Data records:
++++++

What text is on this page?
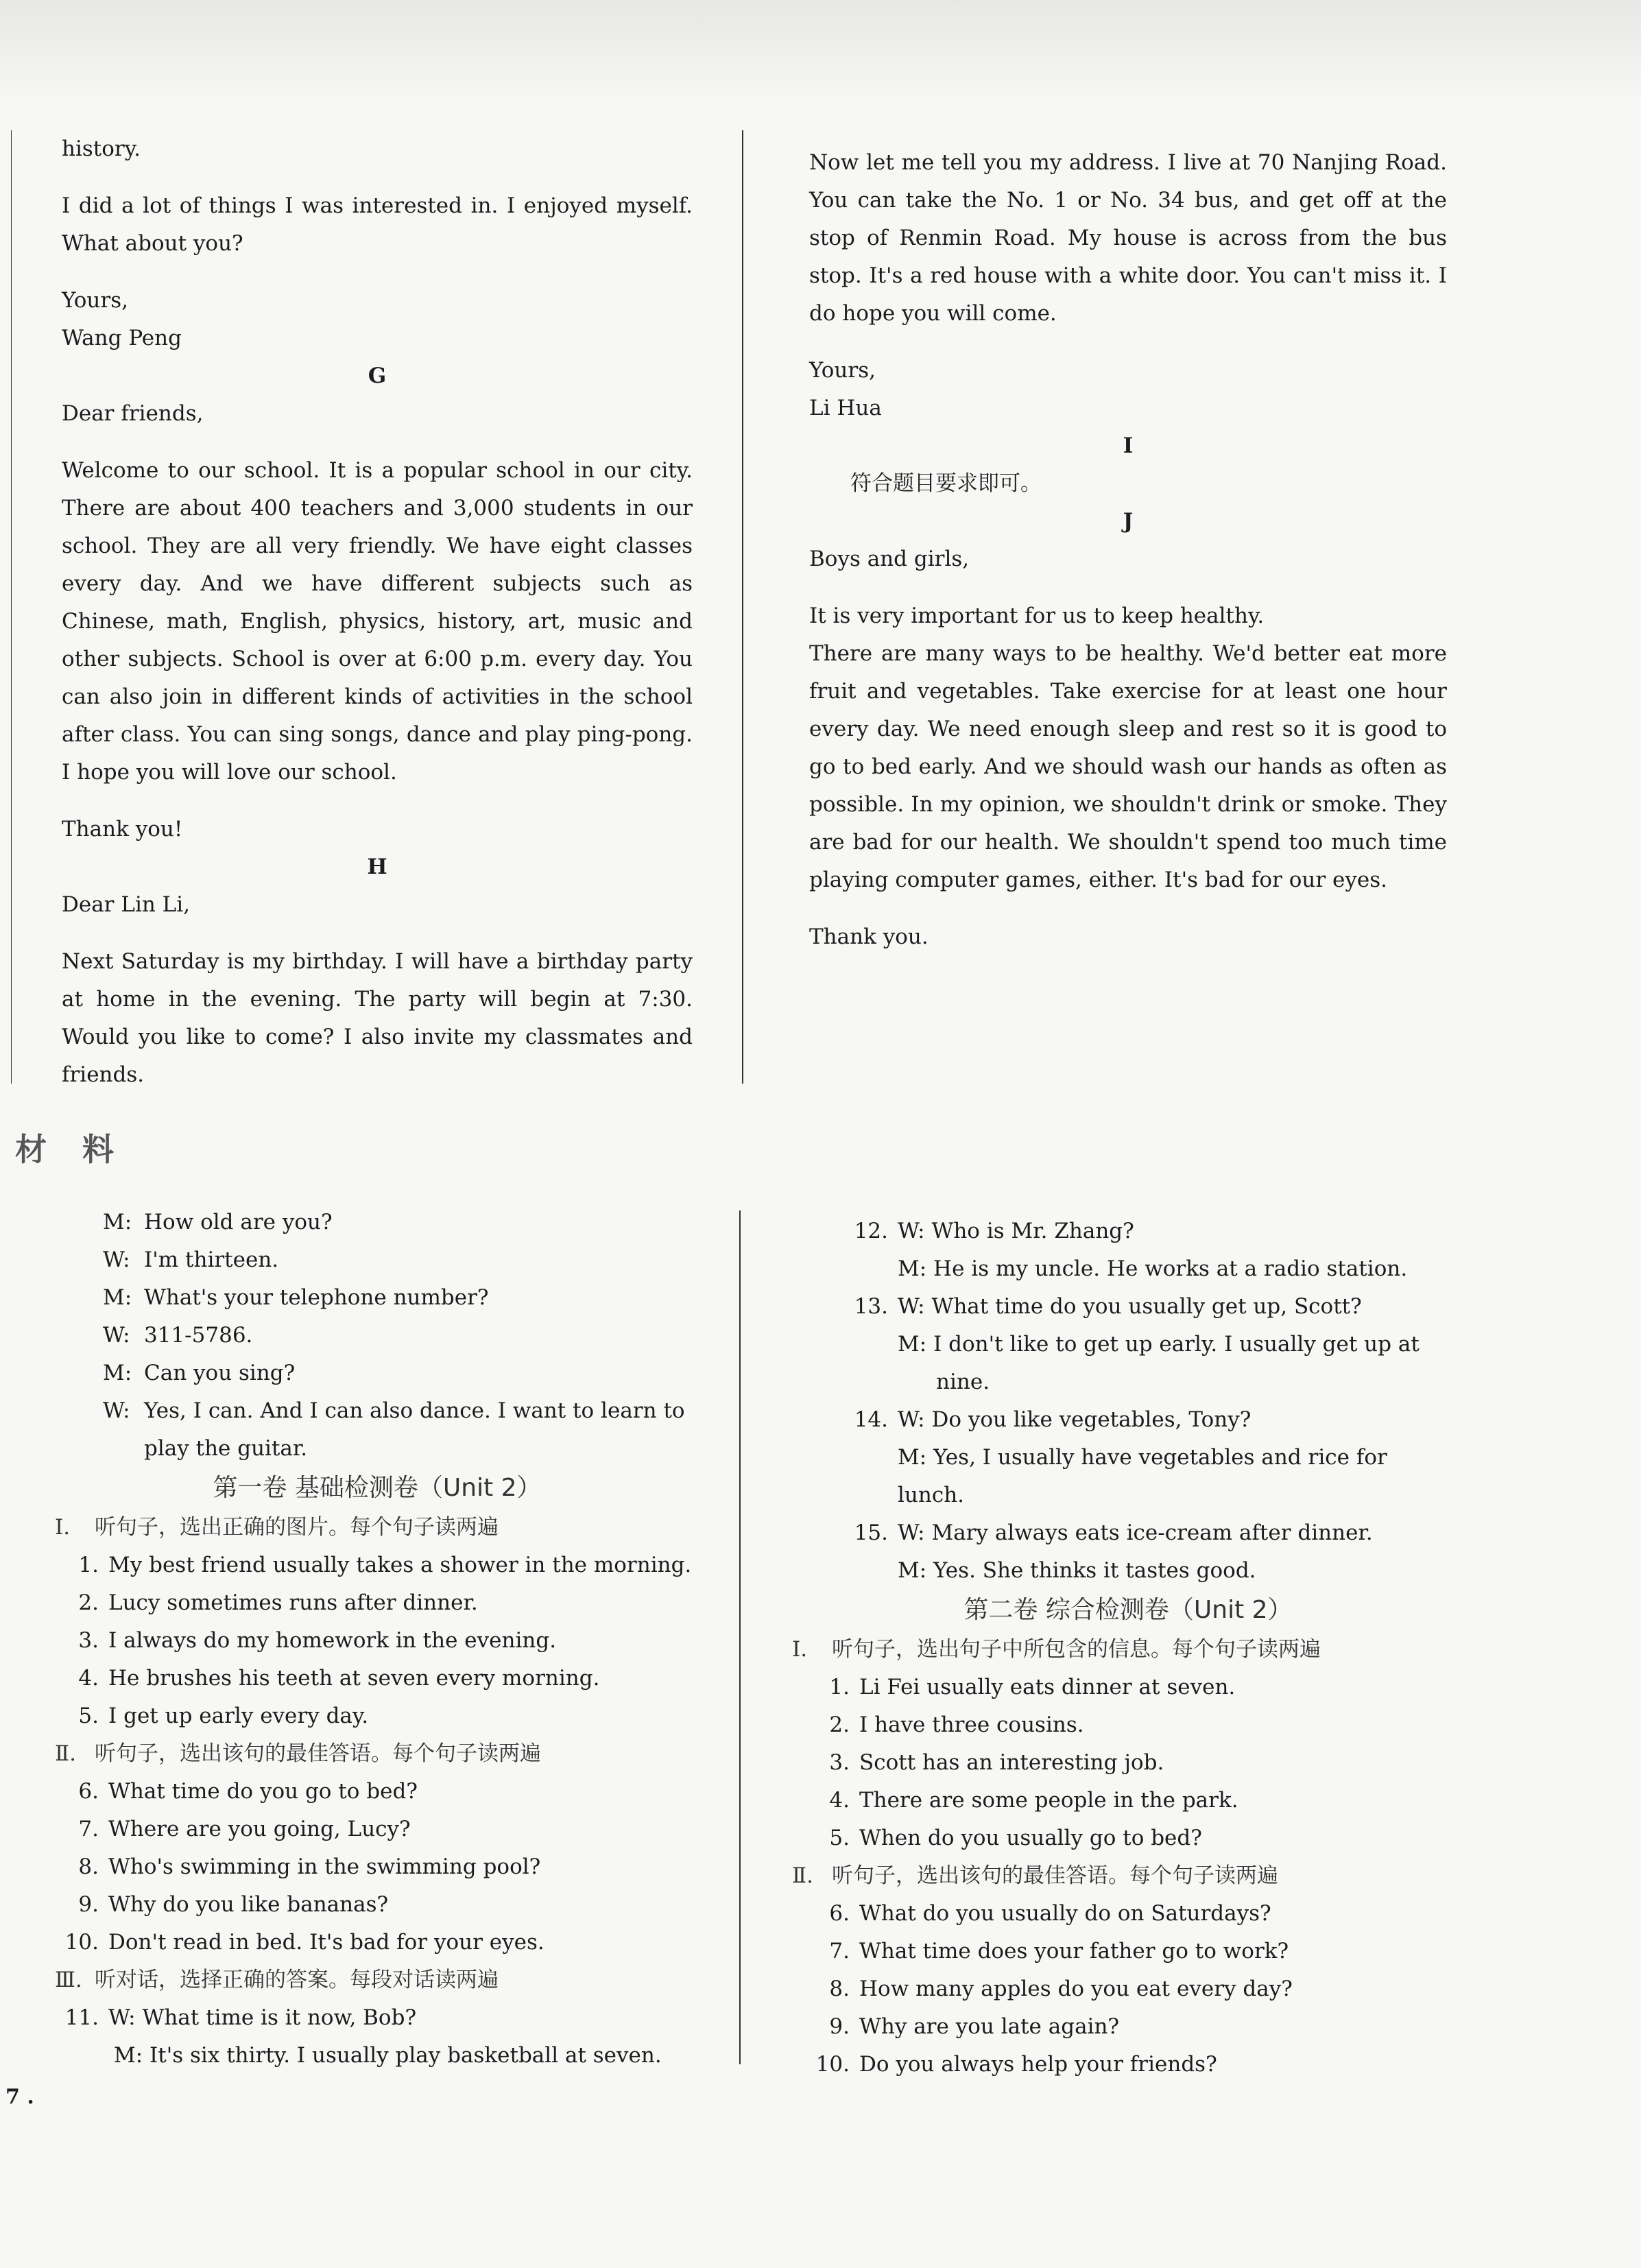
history.

I did a lot of things I was interested in. I enjoyed myself. What about you?

Yours,

Wang Peng

G

Dear friends,

Welcome to our school. It is a popular school in our city. There are about 400 teachers and 3,000 students in our school. They are all very friendly. We have eight classes every day. And we have different subjects such as Chinese, math, English, physics, history, art, music and other subjects. School is over at 6:00 p.m. every day. You can also join in different kinds of activities in the school after class. You can sing songs, dance and play ping-pong. I hope you will love our school.

Thank you!

H

Dear Lin Li,

Next Saturday is my birthday. I will have a birthday party at home in the evening. The party will begin at 7:30. Would you like to come? I also invite my classmates and friends.

Now let me tell you my address. I live at 70 Nanjing Road. You can take the No. 1 or No. 34 bus, and get off at the stop of Renmin Road. My house is across from the bus stop. It's a red house with a white door. You can't miss it. I do hope you will come.

Yours,

Li Hua

I

符合题目要求即可。

J

Boys and girls,

It is very important for us to keep healthy.

There are many ways to be healthy. We'd better eat more fruit and vegetables. Take exercise for at least one hour every day. We need enough sleep and rest so it is good to go to bed early. And we should wash our hands as often as possible. In my opinion, we shouldn't drink or smoke. They are bad for our health. We shouldn't spend too much time playing computer games, either. It's bad for our eyes.

Thank you.

材 料
M: How old are you?
W: I'm thirteen.
M: What's your telephone number?
W: 311-5786.
M: Can you sing?
W: Yes, I can. And I can also dance. I want to learn to play the guitar.

第一卷 基础检测卷（Unit 2）

Ⅰ. 听句子，选出正确的图片。每个句子读两遍

1. My best friend usually takes a shower in the morning.
2. Lucy sometimes runs after dinner.
3. I always do my homework in the evening.
4. He brushes his teeth at seven every morning.
5. I get up early every day.

Ⅱ. 听句子，选出该句的最佳答语。每个句子读两遍

6. What time do you go to bed?
7. Where are you going, Lucy?
8. Who's swimming in the swimming pool?
9. Why do you like bananas?
10. Don't read in bed. It's bad for your eyes.

Ⅲ. 听对话，选择正确的答案。每段对话读两遍

11. W: What time is it now, Bob?
M: It's six thirty. I usually play basketball at seven.
12. W: Who is Mr. Zhang?
M: He is my uncle. He works at a radio station.
13. W: What time do you usually get up, Scott?
M: I don't like to get up early. I usually get up at nine.
14. W: Do you like vegetables, Tony?
M: Yes, I usually have vegetables and rice for lunch.
15. W: Mary always eats ice-cream after dinner.
M: Yes. She thinks it tastes good.

第二卷 综合检测卷（Unit 2）

Ⅰ. 听句子，选出句子中所包含的信息。每个句子读两遍

1. Li Fei usually eats dinner at seven.
2. I have three cousins.
3. Scott has an interesting job.
4. There are some people in the park.
5. When do you usually go to bed?

Ⅱ. 听句子，选出该句的最佳答语。每个句子读两遍

6. What do you usually do on Saturdays?
7. What time does your father go to work?
8. How many apples do you eat every day?
9. Why are you late again?
10. Do you always help your friends?
7 .
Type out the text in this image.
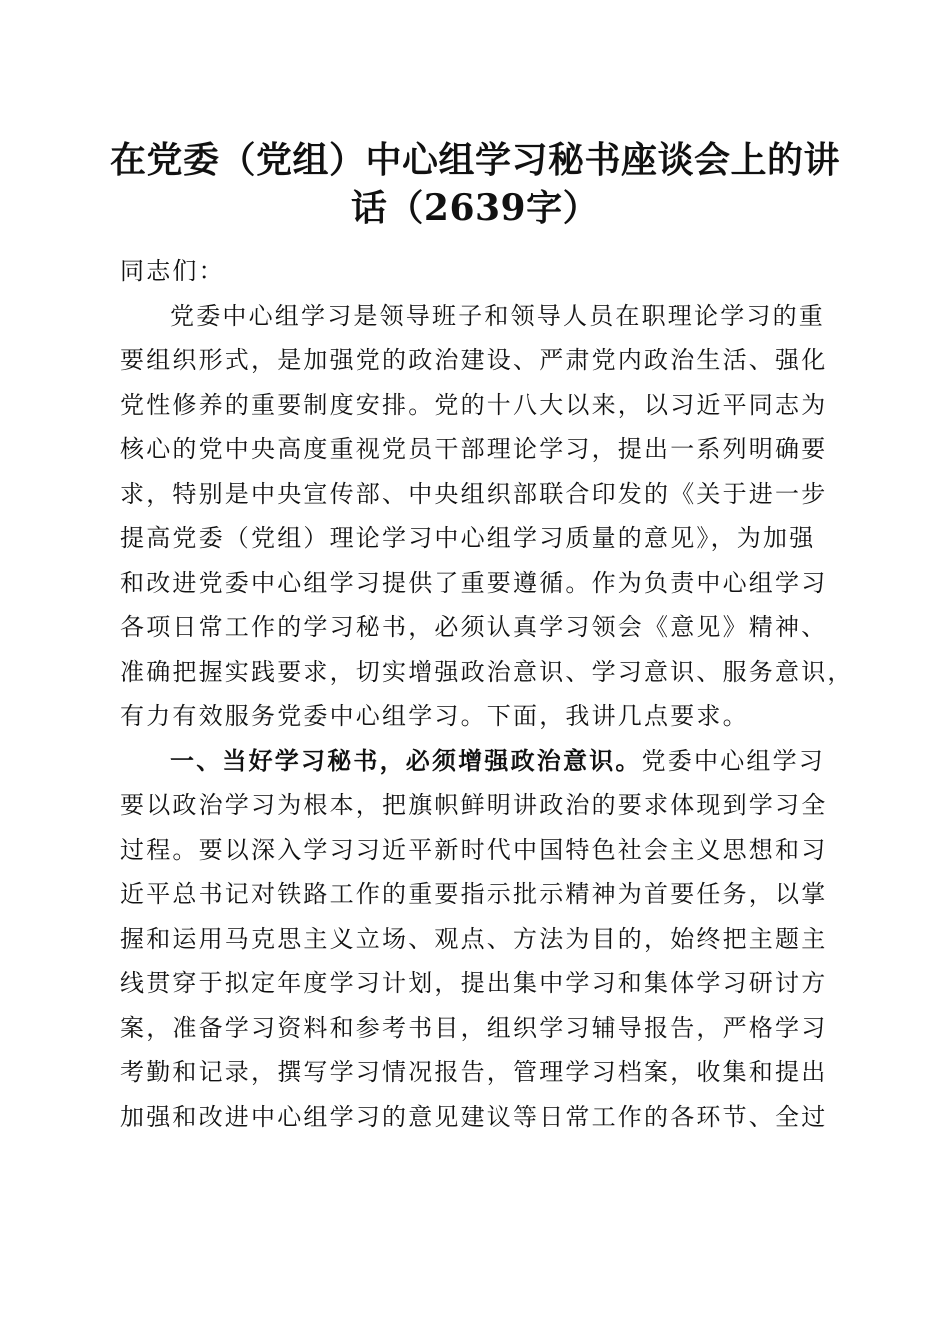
在党委（党组）中心组学习秘书座谈会上的讲
话（2639字）
同志们：
党委中心组学习是领导班子和领导人员在职理论学习的重
要组织形式，是加强党的政治建设、严肃党内政治生活、强化
党性修养的重要制度安排。党的十八大以来，以习近平同志为
核心的党中央高度重视党员干部理论学习，提出一系列明确要
求，特别是中央宣传部、中央组织部联合印发的《关于进一步
提高党委（党组）理论学习中心组学习质量的意见》，为加强
和改进党委中心组学习提供了重要遵循。作为负责中心组学习
各项日常工作的学习秘书，必须认真学习领会《意见》精神、
准确把握实践要求，切实增强政治意识、学习意识、服务意识，
有力有效服务党委中心组学习。下面，我讲几点要求。
一、当好学习秘书，必须增强政治意识。党委中心组学习
要以政治学习为根本，把旗帜鲜明讲政治的要求体现到学习全
过程。要以深入学习习近平新时代中国特色社会主义思想和习
近平总书记对铁路工作的重要指示批示精神为首要任务，以掌
握和运用马克思主义立场、观点、方法为目的，始终把主题主
线贯穿于拟定年度学习计划，提出集中学习和集体学习研讨方
案，准备学习资料和参考书目，组织学习辅导报告，严格学习
考勤和记录，撰写学习情况报告，管理学习档案，收集和提出
加强和改进中心组学习的意见建议等日常工作的各环节、全过
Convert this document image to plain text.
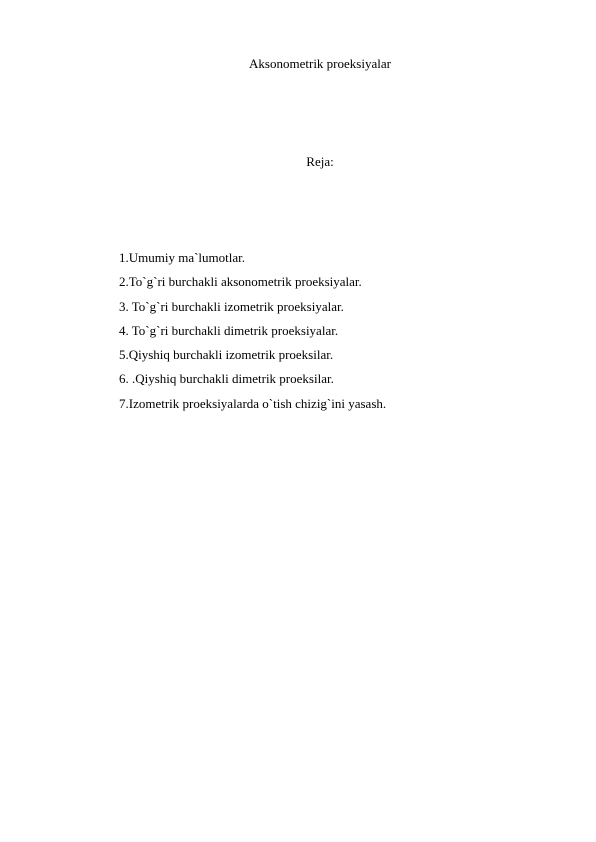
Aksonometrik proeksiyalar
Reja:
1.Umumiy ma`lumotlar.
2.To`g`ri burchakli aksonometrik proeksiyalar.
3. To`g`ri burchakli izometrik proeksiyalar.
4. To`g`ri burchakli dimetrik proeksiyalar.
5.Qiyshiq burchakli izometrik proeksilar.
6. .Qiyshiq burchakli dimetrik proeksilar.
7.Izometrik proeksiyalarda o`tish chizig`ini yasash.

++++++

§ **Work to be completed**
Your copy of the data above should match it exactly, except that pictures are left out.

§ **Answer for this exercise**
What text is on this page?
history.

I did a lot of things I was interested in. I enjoyed myself. What about you?

Yours,

Wang Peng

G

Dear friends,

Welcome to our school. It is a popular school in our city. There are about 400 teachers and 3,000 students in our school. They are all very friendly. We have eight classes every day. And we have different subjects such as Chinese, math, English, physics, history, art, music and other subjects. School is over at 6:00 p.m. every day. You can also join in different kinds of activities in the school after class. You can sing songs, dance and play ping-pong. I hope you will love our school.

Thank you!

H

Dear Lin Li,

Next Saturday is my birthday. I will have a birthday party at home in the evening. The party will begin at 7:30. Would you like to come? I also invite my classmates and friends.

Now let me tell you my address. I live at 70 Nanjing Road. You can take the No. 1 or No. 34 bus, and get off at the stop of Renmin Road. My house is across from the bus stop. It's a red house with a white door. You can't miss it. I do hope you will come.

Yours,

Li Hua

I

符合题目要求即可。

J

Boys and girls,

It is very important for us to keep healthy.

There are many ways to be healthy. We'd better eat more fruit and vegetables. Take exercise for at least one hour every day. We need enough sleep and rest so it is good to go to bed early. And we should wash our hands as often as possible. In my opinion, we shouldn't drink or smoke. They are bad for our health. We shouldn't spend too much time playing computer games, either. It's bad for our eyes.

Thank you.

材 料
M: How old are you?
W: I'm thirteen.
M: What's your telephone number?
W: 311-5786.
M: Can you sing?
W: Yes, I can. And I can also dance. I want to learn to play the guitar.

第一卷 基础检测卷（Unit 2）

Ⅰ. 听句子，选出正确的图片。每个句子读两遍

1. My best friend usually takes a shower in the morning.
2. Lucy sometimes runs after dinner.
3. I always do my homework in the evening.
4. He brushes his teeth at seven every morning.
5. I get up early every day.

Ⅱ. 听句子，选出该句的最佳答语。每个句子读两遍

6. What time do you go to bed?
7. Where are you going, Lucy?
8. Who's swimming in the swimming pool?
9. Why do you like bananas?
10. Don't read in bed. It's bad for your eyes.

Ⅲ. 听对话，选择正确的答案。每段对话读两遍

11. W: What time is it now, Bob?
M: It's six thirty. I usually play basketball at seven.
12. W: Who is Mr. Zhang?
M: He is my uncle. He works at a radio station.
13. W: What time do you usually get up, Scott?
M: I don't like to get up early. I usually get up at nine.
14. W: Do you like vegetables, Tony?
M: Yes, I usually have vegetables and rice for lunch.
15. W: Mary always eats ice-cream after dinner.
M: Yes. She thinks it tastes good.

第二卷 综合检测卷（Unit 2）

Ⅰ. 听句子，选出句子中所包含的信息。每个句子读两遍

1. Li Fei usually eats dinner at seven.
2. I have three cousins.
3. Scott has an interesting job.
4. There are some people in the park.
5. When do you usually go to bed?

Ⅱ. 听句子，选出该句的最佳答语。每个句子读两遍

6. What do you usually do on Saturdays?
7. What time does your father go to work?
8. How many apples do you eat every day?
9. Why are you late again?
10. Do you always help your friends?
7 .
Type out the text in this image.
在党委（党组）中心组学习秘书座谈会上的讲
话（2639字）
同志们：
党委中心组学习是领导班子和领导人员在职理论学习的重
要组织形式，是加强党的政治建设、严肃党内政治生活、强化
党性修养的重要制度安排。党的十八大以来，以习近平同志为
核心的党中央高度重视党员干部理论学习，提出一系列明确要
求，特别是中央宣传部、中央组织部联合印发的《关于进一步
提高党委（党组）理论学习中心组学习质量的意见》，为加强
和改进党委中心组学习提供了重要遵循。作为负责中心组学习
各项日常工作的学习秘书，必须认真学习领会《意见》精神、
准确把握实践要求，切实增强政治意识、学习意识、服务意识，
有力有效服务党委中心组学习。下面，我讲几点要求。
一、当好学习秘书，必须增强政治意识。党委中心组学习
要以政治学习为根本，把旗帜鲜明讲政治的要求体现到学习全
过程。要以深入学习习近平新时代中国特色社会主义思想和习
近平总书记对铁路工作的重要指示批示精神为首要任务，以掌
握和运用马克思主义立场、观点、方法为目的，始终把主题主
线贯穿于拟定年度学习计划，提出集中学习和集体学习研讨方
案，准备学习资料和参考书目，组织学习辅导报告，严格学习
考勤和记录，撰写学习情况报告，管理学习档案，收集和提出
加强和改进中心组学习的意见建议等日常工作的各环节、全过
Convert this document image to plain text.
Aksonometrik proeksiyalar
Reja:
1.Umumiy ma`lumotlar.
2.To`g`ri burchakli aksonometrik proeksiyalar.
3. To`g`ri burchakli izometrik proeksiyalar.
4. To`g`ri burchakli dimetrik proeksiyalar.
5.Qiyshiq burchakli izometrik proeksilar.
6. .Qiyshiq burchakli dimetrik proeksilar.
7.Izometrik proeksiyalarda o`tish chizig`ini yasash.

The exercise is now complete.